Entries provided
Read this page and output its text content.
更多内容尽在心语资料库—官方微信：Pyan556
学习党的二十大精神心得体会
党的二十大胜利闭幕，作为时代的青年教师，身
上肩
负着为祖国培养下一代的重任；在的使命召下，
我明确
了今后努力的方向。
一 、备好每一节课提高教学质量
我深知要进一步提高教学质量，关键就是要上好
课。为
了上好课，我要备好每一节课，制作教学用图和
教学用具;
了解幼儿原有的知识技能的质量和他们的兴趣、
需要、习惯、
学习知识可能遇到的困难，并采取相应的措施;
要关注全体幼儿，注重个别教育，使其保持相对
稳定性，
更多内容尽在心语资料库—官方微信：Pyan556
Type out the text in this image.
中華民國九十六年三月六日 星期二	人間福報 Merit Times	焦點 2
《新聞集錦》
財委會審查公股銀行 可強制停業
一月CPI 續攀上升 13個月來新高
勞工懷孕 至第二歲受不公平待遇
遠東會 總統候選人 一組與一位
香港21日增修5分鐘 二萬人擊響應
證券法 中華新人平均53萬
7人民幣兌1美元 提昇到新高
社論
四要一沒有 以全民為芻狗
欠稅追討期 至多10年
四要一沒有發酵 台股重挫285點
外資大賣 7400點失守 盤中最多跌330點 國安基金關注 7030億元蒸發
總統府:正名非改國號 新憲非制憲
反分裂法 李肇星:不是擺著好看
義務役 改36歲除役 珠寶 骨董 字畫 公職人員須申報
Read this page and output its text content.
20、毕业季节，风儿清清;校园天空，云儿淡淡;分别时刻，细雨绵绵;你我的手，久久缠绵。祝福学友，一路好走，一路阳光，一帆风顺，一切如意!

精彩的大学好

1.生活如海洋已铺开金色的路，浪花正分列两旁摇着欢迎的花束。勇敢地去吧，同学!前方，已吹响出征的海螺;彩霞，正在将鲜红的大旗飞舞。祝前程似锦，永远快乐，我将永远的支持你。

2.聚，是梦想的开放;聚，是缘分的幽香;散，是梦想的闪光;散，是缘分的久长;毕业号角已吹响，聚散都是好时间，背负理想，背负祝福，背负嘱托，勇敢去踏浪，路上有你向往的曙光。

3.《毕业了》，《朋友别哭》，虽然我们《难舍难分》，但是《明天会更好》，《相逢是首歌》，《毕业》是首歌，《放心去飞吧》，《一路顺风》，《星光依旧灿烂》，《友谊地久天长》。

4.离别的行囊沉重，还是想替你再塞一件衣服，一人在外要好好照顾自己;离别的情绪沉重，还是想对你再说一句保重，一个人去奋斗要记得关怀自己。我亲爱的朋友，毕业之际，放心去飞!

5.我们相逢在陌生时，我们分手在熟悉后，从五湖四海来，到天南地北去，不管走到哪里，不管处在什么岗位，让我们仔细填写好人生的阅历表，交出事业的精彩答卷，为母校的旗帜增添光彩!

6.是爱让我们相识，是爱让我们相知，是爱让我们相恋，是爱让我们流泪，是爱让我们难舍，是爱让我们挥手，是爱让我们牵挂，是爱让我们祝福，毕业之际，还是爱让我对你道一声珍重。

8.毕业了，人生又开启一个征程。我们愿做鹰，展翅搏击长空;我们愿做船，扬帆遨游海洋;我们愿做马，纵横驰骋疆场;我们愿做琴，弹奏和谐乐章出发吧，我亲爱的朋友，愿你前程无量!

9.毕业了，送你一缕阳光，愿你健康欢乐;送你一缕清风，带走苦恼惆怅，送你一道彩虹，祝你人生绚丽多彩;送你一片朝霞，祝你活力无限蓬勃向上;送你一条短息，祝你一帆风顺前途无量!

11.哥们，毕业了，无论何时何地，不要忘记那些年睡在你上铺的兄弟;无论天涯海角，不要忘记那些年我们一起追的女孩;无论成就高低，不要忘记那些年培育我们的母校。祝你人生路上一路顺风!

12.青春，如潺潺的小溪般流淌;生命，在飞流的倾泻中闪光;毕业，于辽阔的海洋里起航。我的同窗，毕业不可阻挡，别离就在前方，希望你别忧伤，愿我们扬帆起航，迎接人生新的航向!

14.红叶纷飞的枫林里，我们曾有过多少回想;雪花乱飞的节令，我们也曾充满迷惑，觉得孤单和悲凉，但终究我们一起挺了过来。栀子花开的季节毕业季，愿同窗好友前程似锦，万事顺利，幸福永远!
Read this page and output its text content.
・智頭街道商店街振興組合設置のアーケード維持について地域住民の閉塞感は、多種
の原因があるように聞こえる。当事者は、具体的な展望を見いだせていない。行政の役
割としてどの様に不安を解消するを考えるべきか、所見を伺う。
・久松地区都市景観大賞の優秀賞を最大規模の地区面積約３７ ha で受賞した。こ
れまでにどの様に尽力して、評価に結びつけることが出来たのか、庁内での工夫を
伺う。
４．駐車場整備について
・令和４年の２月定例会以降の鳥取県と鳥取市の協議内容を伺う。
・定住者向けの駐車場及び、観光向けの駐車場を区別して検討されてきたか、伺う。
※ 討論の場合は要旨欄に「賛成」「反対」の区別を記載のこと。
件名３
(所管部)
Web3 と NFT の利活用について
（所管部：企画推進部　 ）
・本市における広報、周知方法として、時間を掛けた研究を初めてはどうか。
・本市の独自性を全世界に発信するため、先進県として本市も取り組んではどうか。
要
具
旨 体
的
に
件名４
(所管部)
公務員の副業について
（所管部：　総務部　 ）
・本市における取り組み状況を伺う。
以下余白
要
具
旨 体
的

Work instructions
Across the preceding material, how many lines contain the word "我亲爱的朋友"? State the number alone.

In response
2